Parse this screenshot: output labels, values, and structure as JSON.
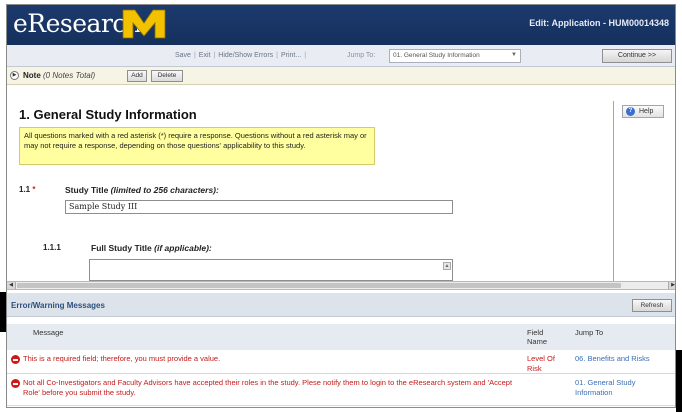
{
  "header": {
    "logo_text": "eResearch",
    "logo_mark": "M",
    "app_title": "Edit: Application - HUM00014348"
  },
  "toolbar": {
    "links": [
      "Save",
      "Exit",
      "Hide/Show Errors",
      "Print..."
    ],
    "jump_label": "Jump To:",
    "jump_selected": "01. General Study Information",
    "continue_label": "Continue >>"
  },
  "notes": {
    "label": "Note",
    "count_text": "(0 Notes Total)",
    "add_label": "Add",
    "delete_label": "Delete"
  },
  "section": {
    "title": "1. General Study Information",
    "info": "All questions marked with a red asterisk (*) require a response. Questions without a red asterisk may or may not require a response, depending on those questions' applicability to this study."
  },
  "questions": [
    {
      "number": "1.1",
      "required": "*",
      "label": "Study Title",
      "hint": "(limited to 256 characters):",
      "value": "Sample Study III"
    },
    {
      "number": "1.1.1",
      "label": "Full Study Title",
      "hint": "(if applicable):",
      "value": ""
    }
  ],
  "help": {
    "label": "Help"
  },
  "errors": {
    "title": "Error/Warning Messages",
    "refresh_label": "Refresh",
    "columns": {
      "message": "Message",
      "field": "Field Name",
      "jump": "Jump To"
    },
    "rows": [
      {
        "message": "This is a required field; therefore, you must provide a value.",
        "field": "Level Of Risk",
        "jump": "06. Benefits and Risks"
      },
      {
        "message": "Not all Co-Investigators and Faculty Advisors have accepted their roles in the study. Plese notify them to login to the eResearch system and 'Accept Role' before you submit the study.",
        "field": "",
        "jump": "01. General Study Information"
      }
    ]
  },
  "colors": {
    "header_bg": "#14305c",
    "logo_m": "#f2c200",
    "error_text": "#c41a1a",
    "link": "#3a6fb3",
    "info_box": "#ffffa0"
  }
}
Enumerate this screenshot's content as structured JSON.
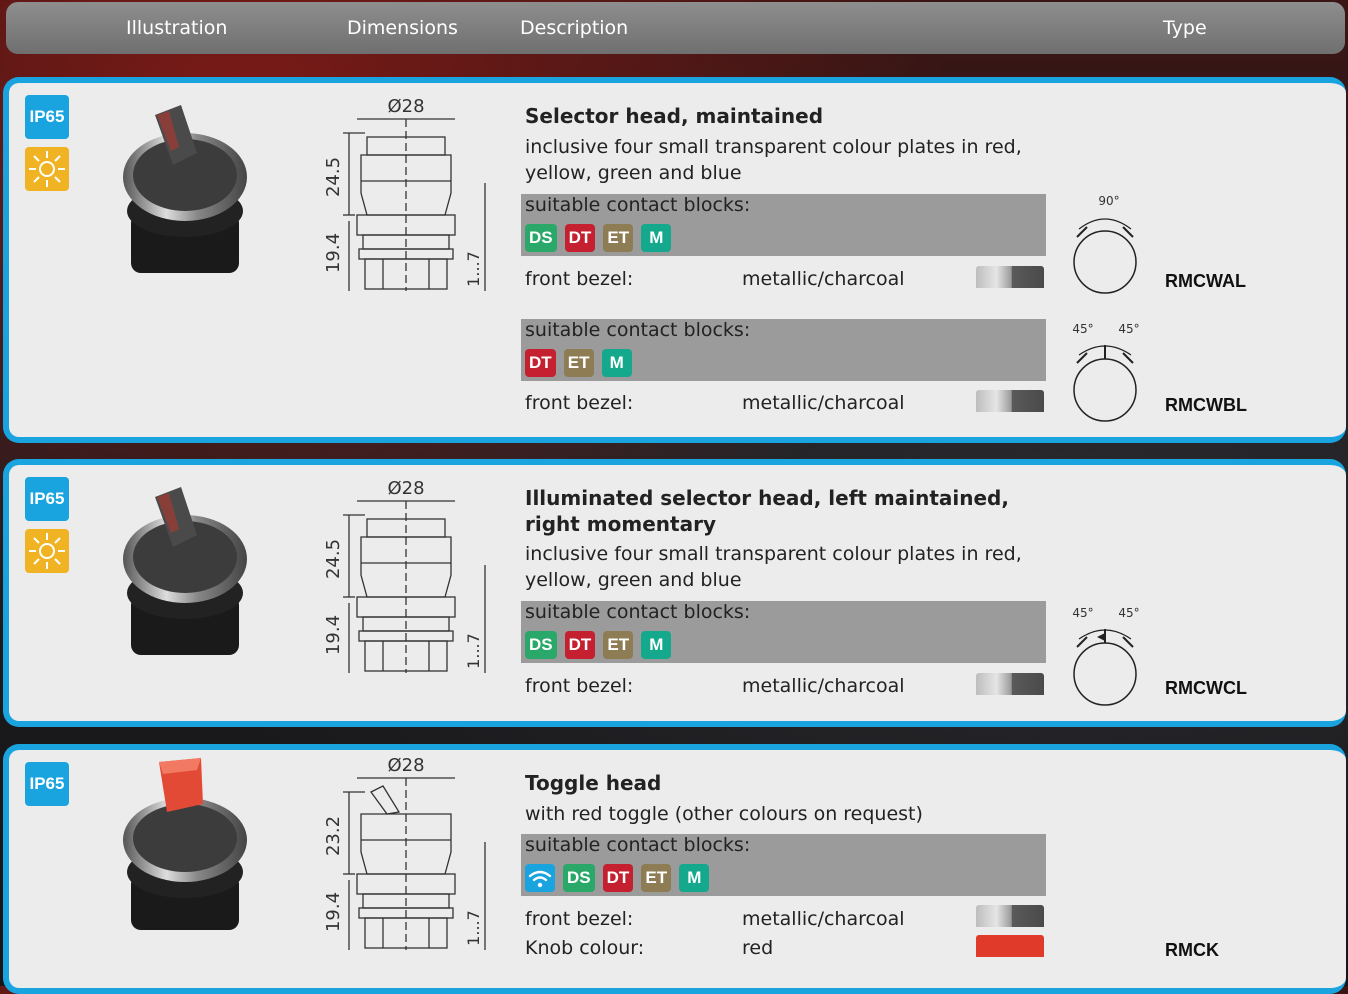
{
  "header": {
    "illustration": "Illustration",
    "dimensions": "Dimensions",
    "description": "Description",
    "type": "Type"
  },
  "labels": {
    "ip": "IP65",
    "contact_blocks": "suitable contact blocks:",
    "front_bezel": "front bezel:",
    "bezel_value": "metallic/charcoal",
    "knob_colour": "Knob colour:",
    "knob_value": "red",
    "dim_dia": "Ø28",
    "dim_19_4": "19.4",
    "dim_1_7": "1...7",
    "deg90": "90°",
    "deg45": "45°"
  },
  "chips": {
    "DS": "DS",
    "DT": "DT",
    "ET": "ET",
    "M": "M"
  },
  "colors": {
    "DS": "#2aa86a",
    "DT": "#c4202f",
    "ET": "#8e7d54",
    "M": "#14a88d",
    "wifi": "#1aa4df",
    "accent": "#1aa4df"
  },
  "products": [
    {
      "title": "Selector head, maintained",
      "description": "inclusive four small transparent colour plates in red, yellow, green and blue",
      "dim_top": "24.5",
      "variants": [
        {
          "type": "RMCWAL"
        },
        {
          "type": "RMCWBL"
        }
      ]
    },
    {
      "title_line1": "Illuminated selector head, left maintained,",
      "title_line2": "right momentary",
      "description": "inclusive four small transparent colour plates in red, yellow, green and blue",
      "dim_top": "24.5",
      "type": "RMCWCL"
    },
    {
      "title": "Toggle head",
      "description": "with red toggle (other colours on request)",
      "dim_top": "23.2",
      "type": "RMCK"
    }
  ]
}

What the task requires: Leave out each picture and extract the lines from the one containing "Enumerate this screenshot's" through the end of the records above, inclusive, exactly as they stand.

Response:
Enumerate this screenshot's content as structured JSON.
{
  "header": {
    "illustration": "Illustration",
    "dimensions": "Dimensions",
    "description": "Description",
    "type": "Type"
  },
  "labels": {
    "ip": "IP65",
    "contact_blocks": "suitable contact blocks:",
    "front_bezel": "front bezel:",
    "bezel_value": "metallic/charcoal",
    "knob_colour": "Knob colour:",
    "knob_value": "red",
    "dim_dia": "Ø28",
    "dim_19_4": "19.4",
    "dim_1_7": "1...7",
    "deg90": "90°",
    "deg45": "45°"
  },
  "chips": {
    "DS": "DS",
    "DT": "DT",
    "ET": "ET",
    "M": "M"
  },
  "colors": {
    "DS": "#2aa86a",
    "DT": "#c4202f",
    "ET": "#8e7d54",
    "M": "#14a88d",
    "wifi": "#1aa4df",
    "accent": "#1aa4df"
  },
  "products": [
    {
      "title": "Selector head, maintained",
      "description": "inclusive four small transparent colour plates in red, yellow, green and blue",
      "dim_top": "24.5",
      "variants": [
        {
          "type": "RMCWAL"
        },
        {
          "type": "RMCWBL"
        }
      ]
    },
    {
      "title_line1": "Illuminated selector head, left maintained,",
      "title_line2": "right momentary",
      "description": "inclusive four small transparent colour plates in red, yellow, green and blue",
      "dim_top": "24.5",
      "type": "RMCWCL"
    },
    {
      "title": "Toggle head",
      "description": "with red toggle (other colours on request)",
      "dim_top": "23.2",
      "type": "RMCK"
    }
  ]
}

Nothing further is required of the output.